§ **Task to carry out**: Repeat each line exactly, leaving nothing out.
***
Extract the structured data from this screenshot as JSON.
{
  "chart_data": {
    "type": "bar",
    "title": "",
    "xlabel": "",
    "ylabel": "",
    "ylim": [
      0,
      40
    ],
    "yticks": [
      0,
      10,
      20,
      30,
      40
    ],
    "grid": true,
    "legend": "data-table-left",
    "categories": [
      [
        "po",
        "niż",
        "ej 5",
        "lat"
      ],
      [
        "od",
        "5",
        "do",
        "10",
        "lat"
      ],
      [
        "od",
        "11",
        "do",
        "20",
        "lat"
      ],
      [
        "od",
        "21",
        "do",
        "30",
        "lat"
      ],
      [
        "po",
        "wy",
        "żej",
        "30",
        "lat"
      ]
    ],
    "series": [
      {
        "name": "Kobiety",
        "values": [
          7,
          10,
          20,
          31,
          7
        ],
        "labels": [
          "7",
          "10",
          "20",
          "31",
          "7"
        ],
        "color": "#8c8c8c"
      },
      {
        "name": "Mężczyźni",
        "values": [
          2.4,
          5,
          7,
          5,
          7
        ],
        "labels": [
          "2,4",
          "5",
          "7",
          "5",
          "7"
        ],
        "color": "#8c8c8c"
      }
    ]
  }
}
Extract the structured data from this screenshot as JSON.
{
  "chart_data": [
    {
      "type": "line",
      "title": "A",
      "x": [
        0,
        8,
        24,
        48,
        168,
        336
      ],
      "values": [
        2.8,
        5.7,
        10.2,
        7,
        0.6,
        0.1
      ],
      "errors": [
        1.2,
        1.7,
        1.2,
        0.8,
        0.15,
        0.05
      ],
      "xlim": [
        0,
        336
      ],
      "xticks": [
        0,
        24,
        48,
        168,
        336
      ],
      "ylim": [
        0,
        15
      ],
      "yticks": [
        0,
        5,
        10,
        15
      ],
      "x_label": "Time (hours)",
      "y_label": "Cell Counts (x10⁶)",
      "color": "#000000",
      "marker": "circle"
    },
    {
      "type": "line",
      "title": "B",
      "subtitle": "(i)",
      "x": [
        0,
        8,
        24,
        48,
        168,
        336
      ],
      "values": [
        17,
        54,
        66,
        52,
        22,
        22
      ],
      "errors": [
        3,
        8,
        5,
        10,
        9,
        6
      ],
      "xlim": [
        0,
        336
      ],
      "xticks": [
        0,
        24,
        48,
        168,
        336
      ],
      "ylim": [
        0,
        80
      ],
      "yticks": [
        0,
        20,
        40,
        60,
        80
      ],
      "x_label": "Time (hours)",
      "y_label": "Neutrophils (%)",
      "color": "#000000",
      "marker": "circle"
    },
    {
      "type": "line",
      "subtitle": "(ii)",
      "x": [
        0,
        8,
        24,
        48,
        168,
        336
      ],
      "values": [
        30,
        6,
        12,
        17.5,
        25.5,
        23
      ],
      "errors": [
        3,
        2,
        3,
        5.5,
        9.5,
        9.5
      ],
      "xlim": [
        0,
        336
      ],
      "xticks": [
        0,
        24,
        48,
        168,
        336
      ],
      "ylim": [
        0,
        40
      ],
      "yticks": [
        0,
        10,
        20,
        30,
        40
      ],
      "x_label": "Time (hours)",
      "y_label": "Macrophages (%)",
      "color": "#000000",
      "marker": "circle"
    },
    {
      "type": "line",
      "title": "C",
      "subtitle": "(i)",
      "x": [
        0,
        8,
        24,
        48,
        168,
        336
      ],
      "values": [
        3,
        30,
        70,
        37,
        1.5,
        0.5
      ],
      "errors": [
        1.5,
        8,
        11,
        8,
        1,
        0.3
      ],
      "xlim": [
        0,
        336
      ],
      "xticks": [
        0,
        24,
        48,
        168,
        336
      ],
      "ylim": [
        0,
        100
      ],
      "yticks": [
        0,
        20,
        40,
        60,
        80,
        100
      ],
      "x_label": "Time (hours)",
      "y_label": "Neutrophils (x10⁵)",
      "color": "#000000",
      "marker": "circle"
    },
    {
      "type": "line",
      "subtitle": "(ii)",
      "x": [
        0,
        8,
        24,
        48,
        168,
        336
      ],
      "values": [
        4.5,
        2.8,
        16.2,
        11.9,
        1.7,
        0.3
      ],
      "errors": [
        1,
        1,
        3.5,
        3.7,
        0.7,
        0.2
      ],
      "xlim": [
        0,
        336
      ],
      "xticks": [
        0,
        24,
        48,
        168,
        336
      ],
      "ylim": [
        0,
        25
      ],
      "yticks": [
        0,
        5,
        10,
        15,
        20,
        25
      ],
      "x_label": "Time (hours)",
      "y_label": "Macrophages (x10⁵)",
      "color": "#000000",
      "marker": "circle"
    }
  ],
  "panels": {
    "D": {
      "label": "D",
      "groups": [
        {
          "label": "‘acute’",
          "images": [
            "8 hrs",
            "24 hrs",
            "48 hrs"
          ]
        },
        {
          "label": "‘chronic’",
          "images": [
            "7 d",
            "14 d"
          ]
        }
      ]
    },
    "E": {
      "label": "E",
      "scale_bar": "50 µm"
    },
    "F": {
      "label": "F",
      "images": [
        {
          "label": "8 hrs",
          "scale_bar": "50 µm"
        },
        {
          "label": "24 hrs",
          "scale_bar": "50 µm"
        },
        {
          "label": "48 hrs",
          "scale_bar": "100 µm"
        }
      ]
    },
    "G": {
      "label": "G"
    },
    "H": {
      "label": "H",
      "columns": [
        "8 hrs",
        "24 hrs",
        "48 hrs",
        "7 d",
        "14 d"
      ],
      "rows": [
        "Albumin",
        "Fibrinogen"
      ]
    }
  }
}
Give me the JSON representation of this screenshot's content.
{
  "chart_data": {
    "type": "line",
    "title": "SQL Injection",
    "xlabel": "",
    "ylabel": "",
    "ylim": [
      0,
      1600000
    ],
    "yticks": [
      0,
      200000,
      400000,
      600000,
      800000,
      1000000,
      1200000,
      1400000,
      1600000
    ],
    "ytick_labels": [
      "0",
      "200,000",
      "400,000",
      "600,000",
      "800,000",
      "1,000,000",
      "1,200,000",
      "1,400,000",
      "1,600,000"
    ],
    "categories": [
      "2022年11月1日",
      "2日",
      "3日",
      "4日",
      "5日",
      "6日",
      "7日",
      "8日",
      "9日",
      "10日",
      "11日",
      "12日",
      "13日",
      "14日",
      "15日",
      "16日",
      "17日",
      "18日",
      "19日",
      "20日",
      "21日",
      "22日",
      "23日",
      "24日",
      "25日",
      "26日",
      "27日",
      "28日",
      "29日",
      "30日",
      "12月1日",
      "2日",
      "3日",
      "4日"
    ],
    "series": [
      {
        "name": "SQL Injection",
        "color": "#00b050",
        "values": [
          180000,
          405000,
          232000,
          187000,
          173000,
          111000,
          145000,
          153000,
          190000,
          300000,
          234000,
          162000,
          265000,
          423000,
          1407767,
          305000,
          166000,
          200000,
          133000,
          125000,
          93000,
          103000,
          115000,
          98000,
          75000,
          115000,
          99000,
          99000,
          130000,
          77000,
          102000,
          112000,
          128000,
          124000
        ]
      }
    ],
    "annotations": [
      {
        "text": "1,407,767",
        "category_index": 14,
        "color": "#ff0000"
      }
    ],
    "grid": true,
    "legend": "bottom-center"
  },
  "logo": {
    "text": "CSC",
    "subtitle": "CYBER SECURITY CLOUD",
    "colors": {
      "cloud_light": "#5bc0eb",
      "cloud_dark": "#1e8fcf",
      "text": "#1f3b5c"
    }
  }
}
***
§ **Solution**:
Extract the structured data from this screenshot as JSON.
{
  "chart_data": {
    "type": "bar",
    "title": "",
    "xlabel": "",
    "ylabel": "",
    "ylim": [
      0,
      40
    ],
    "yticks": [
      0,
      10,
      20,
      30,
      40
    ],
    "grid": true,
    "legend": "data-table-left",
    "categories": [
      [
        "po",
        "niż",
        "ej 5",
        "lat"
      ],
      [
        "od",
        "5",
        "do",
        "10",
        "lat"
      ],
      [
        "od",
        "11",
        "do",
        "20",
        "lat"
      ],
      [
        "od",
        "21",
        "do",
        "30",
        "lat"
      ],
      [
        "po",
        "wy",
        "żej",
        "30",
        "lat"
      ]
    ],
    "series": [
      {
        "name": "Kobiety",
        "values": [
          7,
          10,
          20,
          31,
          7
        ],
        "labels": [
          "7",
          "10",
          "20",
          "31",
          "7"
        ],
        "color": "#8c8c8c"
      },
      {
        "name": "Mężczyźni",
        "values": [
          2.4,
          5,
          7,
          5,
          7
        ],
        "labels": [
          "2,4",
          "5",
          "7",
          "5",
          "7"
        ],
        "color": "#8c8c8c"
      }
    ]
  }
}
Extract the structured data from this screenshot as JSON.
{
  "chart_data": [
    {
      "type": "line",
      "title": "A",
      "x": [
        0,
        8,
        24,
        48,
        168,
        336
      ],
      "values": [
        2.8,
        5.7,
        10.2,
        7,
        0.6,
        0.1
      ],
      "errors": [
        1.2,
        1.7,
        1.2,
        0.8,
        0.15,
        0.05
      ],
      "xlim": [
        0,
        336
      ],
      "xticks": [
        0,
        24,
        48,
        168,
        336
      ],
      "ylim": [
        0,
        15
      ],
      "yticks": [
        0,
        5,
        10,
        15
      ],
      "x_label": "Time (hours)",
      "y_label": "Cell Counts (x10⁶)",
      "color": "#000000",
      "marker": "circle"
    },
    {
      "type": "line",
      "title": "B",
      "subtitle": "(i)",
      "x": [
        0,
        8,
        24,
        48,
        168,
        336
      ],
      "values": [
        17,
        54,
        66,
        52,
        22,
        22
      ],
      "errors": [
        3,
        8,
        5,
        10,
        9,
        6
      ],
      "xlim": [
        0,
        336
      ],
      "xticks": [
        0,
        24,
        48,
        168,
        336
      ],
      "ylim": [
        0,
        80
      ],
      "yticks": [
        0,
        20,
        40,
        60,
        80
      ],
      "x_label": "Time (hours)",
      "y_label": "Neutrophils (%)",
      "color": "#000000",
      "marker": "circle"
    },
    {
      "type": "line",
      "subtitle": "(ii)",
      "x": [
        0,
        8,
        24,
        48,
        168,
        336
      ],
      "values": [
        30,
        6,
        12,
        17.5,
        25.5,
        23
      ],
      "errors": [
        3,
        2,
        3,
        5.5,
        9.5,
        9.5
      ],
      "xlim": [
        0,
        336
      ],
      "xticks": [
        0,
        24,
        48,
        168,
        336
      ],
      "ylim": [
        0,
        40
      ],
      "yticks": [
        0,
        10,
        20,
        30,
        40
      ],
      "x_label": "Time (hours)",
      "y_label": "Macrophages (%)",
      "color": "#000000",
      "marker": "circle"
    },
    {
      "type": "line",
      "title": "C",
      "subtitle": "(i)",
      "x": [
        0,
        8,
        24,
        48,
        168,
        336
      ],
      "values": [
        3,
        30,
        70,
        37,
        1.5,
        0.5
      ],
      "errors": [
        1.5,
        8,
        11,
        8,
        1,
        0.3
      ],
      "xlim": [
        0,
        336
      ],
      "xticks": [
        0,
        24,
        48,
        168,
        336
      ],
      "ylim": [
        0,
        100
      ],
      "yticks": [
        0,
        20,
        40,
        60,
        80,
        100
      ],
      "x_label": "Time (hours)",
      "y_label": "Neutrophils (x10⁵)",
      "color": "#000000",
      "marker": "circle"
    },
    {
      "type": "line",
      "subtitle": "(ii)",
      "x": [
        0,
        8,
        24,
        48,
        168,
        336
      ],
      "values": [
        4.5,
        2.8,
        16.2,
        11.9,
        1.7,
        0.3
      ],
      "errors": [
        1,
        1,
        3.5,
        3.7,
        0.7,
        0.2
      ],
      "xlim": [
        0,
        336
      ],
      "xticks": [
        0,
        24,
        48,
        168,
        336
      ],
      "ylim": [
        0,
        25
      ],
      "yticks": [
        0,
        5,
        10,
        15,
        20,
        25
      ],
      "x_label": "Time (hours)",
      "y_label": "Macrophages (x10⁵)",
      "color": "#000000",
      "marker": "circle"
    }
  ],
  "panels": {
    "D": {
      "label": "D",
      "groups": [
        {
          "label": "‘acute’",
          "images": [
            "8 hrs",
            "24 hrs",
            "48 hrs"
          ]
        },
        {
          "label": "‘chronic’",
          "images": [
            "7 d",
            "14 d"
          ]
        }
      ]
    },
    "E": {
      "label": "E",
      "scale_bar": "50 µm"
    },
    "F": {
      "label": "F",
      "images": [
        {
          "label": "8 hrs",
          "scale_bar": "50 µm"
        },
        {
          "label": "24 hrs",
          "scale_bar": "50 µm"
        },
        {
          "label": "48 hrs",
          "scale_bar": "100 µm"
        }
      ]
    },
    "G": {
      "label": "G"
    },
    "H": {
      "label": "H",
      "columns": [
        "8 hrs",
        "24 hrs",
        "48 hrs",
        "7 d",
        "14 d"
      ],
      "rows": [
        "Albumin",
        "Fibrinogen"
      ]
    }
  }
}
Give me the JSON representation of this screenshot's content.
{
  "chart_data": {
    "type": "line",
    "title": "SQL Injection",
    "xlabel": "",
    "ylabel": "",
    "ylim": [
      0,
      1600000
    ],
    "yticks": [
      0,
      200000,
      400000,
      600000,
      800000,
      1000000,
      1200000,
      1400000,
      1600000
    ],
    "ytick_labels": [
      "0",
      "200,000",
      "400,000",
      "600,000",
      "800,000",
      "1,000,000",
      "1,200,000",
      "1,400,000",
      "1,600,000"
    ],
    "categories": [
      "2022年11月1日",
      "2日",
      "3日",
      "4日",
      "5日",
      "6日",
      "7日",
      "8日",
      "9日",
      "10日",
      "11日",
      "12日",
      "13日",
      "14日",
      "15日",
      "16日",
      "17日",
      "18日",
      "19日",
      "20日",
      "21日",
      "22日",
      "23日",
      "24日",
      "25日",
      "26日",
      "27日",
      "28日",
      "29日",
      "30日",
      "12月1日",
      "2日",
      "3日",
      "4日"
    ],
    "series": [
      {
        "name": "SQL Injection",
        "color": "#00b050",
        "values": [
          180000,
          405000,
          232000,
          187000,
          173000,
          111000,
          145000,
          153000,
          190000,
          300000,
          234000,
          162000,
          265000,
          423000,
          1407767,
          305000,
          166000,
          200000,
          133000,
          125000,
          93000,
          103000,
          115000,
          98000,
          75000,
          115000,
          99000,
          99000,
          130000,
          77000,
          102000,
          112000,
          128000,
          124000
        ]
      }
    ],
    "annotations": [
      {
        "text": "1,407,767",
        "category_index": 14,
        "color": "#ff0000"
      }
    ],
    "grid": true,
    "legend": "bottom-center"
  },
  "logo": {
    "text": "CSC",
    "subtitle": "CYBER SECURITY CLOUD",
    "colors": {
      "cloud_light": "#5bc0eb",
      "cloud_dark": "#1e8fcf",
      "text": "#1f3b5c"
    }
  }
}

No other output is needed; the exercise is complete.